• [Task requirements]: From the line with "legend-box [177, 228, 515, 323]" up to and including the line with "y-tick-label: 1.0 [57, 355, 78, 372]", swap "y-tick-label" for "y-axis-tick" and give only those lines back, otherwise unchanged.

• [Saved data entries]:
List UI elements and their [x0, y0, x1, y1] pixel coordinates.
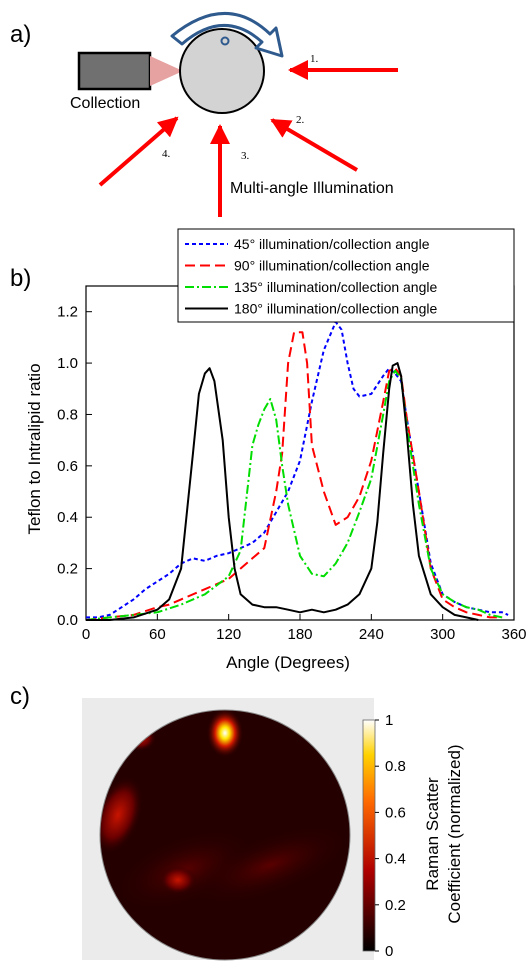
legend-box [177, 228, 515, 323]
y-tick-label: 0.4 [57, 509, 78, 526]
heatmap-disk [100, 710, 350, 960]
illumination-label: Multi-angle Illumination [230, 180, 394, 197]
sample-circle [179, 28, 265, 114]
legend-entry-2: 90° illumination/collection angle [234, 258, 430, 274]
y-tick-label: 0.0 [57, 612, 78, 629]
legend-entry-3: 135° illumination/collection angle [234, 279, 437, 295]
x-tick-label: 240 [359, 626, 384, 643]
colorbar-title: Raman Scatter Coefficient (normalized) [423, 744, 464, 923]
y-tick-label: 1.0 [57, 355, 78, 372]
heatmap-disk-outline [99, 709, 351, 961]
illumination-arrows [98, 60, 398, 217]
panel-a: a) Collection 1. 2. 3. 4. Multi-angle Il… [10, 12, 398, 217]
x-tick-label: 60 [149, 626, 166, 643]
panel-c-label: c) [10, 683, 30, 710]
colorbar-ticks: 0 0.2 0.4 0.6 0.8 1 [375, 712, 406, 960]
detector-box [77, 51, 152, 91]
arrow-number-4: 4. [162, 148, 171, 160]
y-axis-title: Teflon to Intralipid ratio [25, 363, 44, 534]
legend-entry-1: 45° illumination/collection angle [234, 236, 430, 252]
y-tick-label: 0.6 [57, 458, 78, 475]
series-line-4 [86, 362, 479, 621]
panel-c: c) 0 0.2 0.4 0.6 0.8 1 Raman Scatter Coeffici… [10, 683, 464, 961]
line-plot: 0 60 120 180 240 300 360 0.0 0.2 0.4 0.6 0.8 1.0 1.2 [57, 285, 527, 643]
rotation-arrow-icon [170, 12, 284, 58]
sample-marker [220, 36, 230, 46]
legend: 45° illumination/collection angle 90° ill… [177, 228, 515, 323]
y-tick-label: 1.2 [57, 304, 78, 321]
legend-entry-4: 180° illumination/collection angle [234, 301, 437, 317]
arrow-number-3: 3. [241, 150, 250, 162]
y-tick-label: 0.8 [57, 406, 78, 423]
x-axis-title: Angle (Degrees) [226, 653, 350, 672]
panel-b-label: b) [10, 265, 31, 292]
colorbar-tick-label: 1 [385, 712, 393, 729]
arrow-number-2: 2. [296, 114, 305, 126]
series-line-3 [85, 369, 503, 621]
collection-cone [150, 56, 183, 86]
illumination-arrow-2 [270, 118, 359, 172]
illumination-arrow-4 [98, 116, 179, 187]
x-tick-label: 300 [430, 626, 455, 643]
colorbar-tick-label: 0.8 [385, 758, 406, 775]
colorbar-tick-label: 0.4 [385, 851, 406, 868]
colorbar [362, 719, 376, 952]
colorbar-title-line-2: Coefficient (normalized) [445, 744, 464, 923]
panel-a-label: a) [10, 21, 31, 48]
x-tick-label: 0 [82, 626, 90, 643]
plot-frame [85, 285, 515, 621]
colorbar-tick-label: 0.2 [385, 897, 406, 914]
colorbar-tick-label: 0 [385, 943, 393, 960]
colorbar-title-line-1: Raman Scatter [423, 777, 442, 891]
x-tick-label: 120 [216, 626, 241, 643]
x-tick-label: 180 [287, 626, 312, 643]
panel-b: b) Teflon to Intralipid ratio Angle (Deg… [10, 228, 527, 672]
x-tick-label: 360 [501, 626, 526, 643]
collection-label: Collection [70, 95, 140, 112]
series-line-1 [86, 321, 509, 619]
colorbar-tick-label: 0.6 [385, 804, 406, 821]
y-tick-label: 0.2 [57, 561, 78, 578]
arrow-number-1: 1. [310, 53, 319, 65]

• [Result of the exercise]:
legend-box [177, 228, 515, 323]
y-axis-tick: 0.4 [57, 509, 78, 526]
heatmap-disk [100, 710, 350, 960]
illumination-label: Multi-angle Illumination [230, 180, 394, 197]
sample-circle [179, 28, 265, 114]
legend-entry-2: 90° illumination/collection angle [234, 258, 430, 274]
y-axis-tick: 0.0 [57, 612, 78, 629]
legend-entry-3: 135° illumination/collection angle [234, 279, 437, 295]
x-tick-label: 240 [359, 626, 384, 643]
colorbar-title: Raman Scatter Coefficient (normalized) [423, 744, 464, 923]
y-axis-tick: 1.0 [57, 355, 78, 372]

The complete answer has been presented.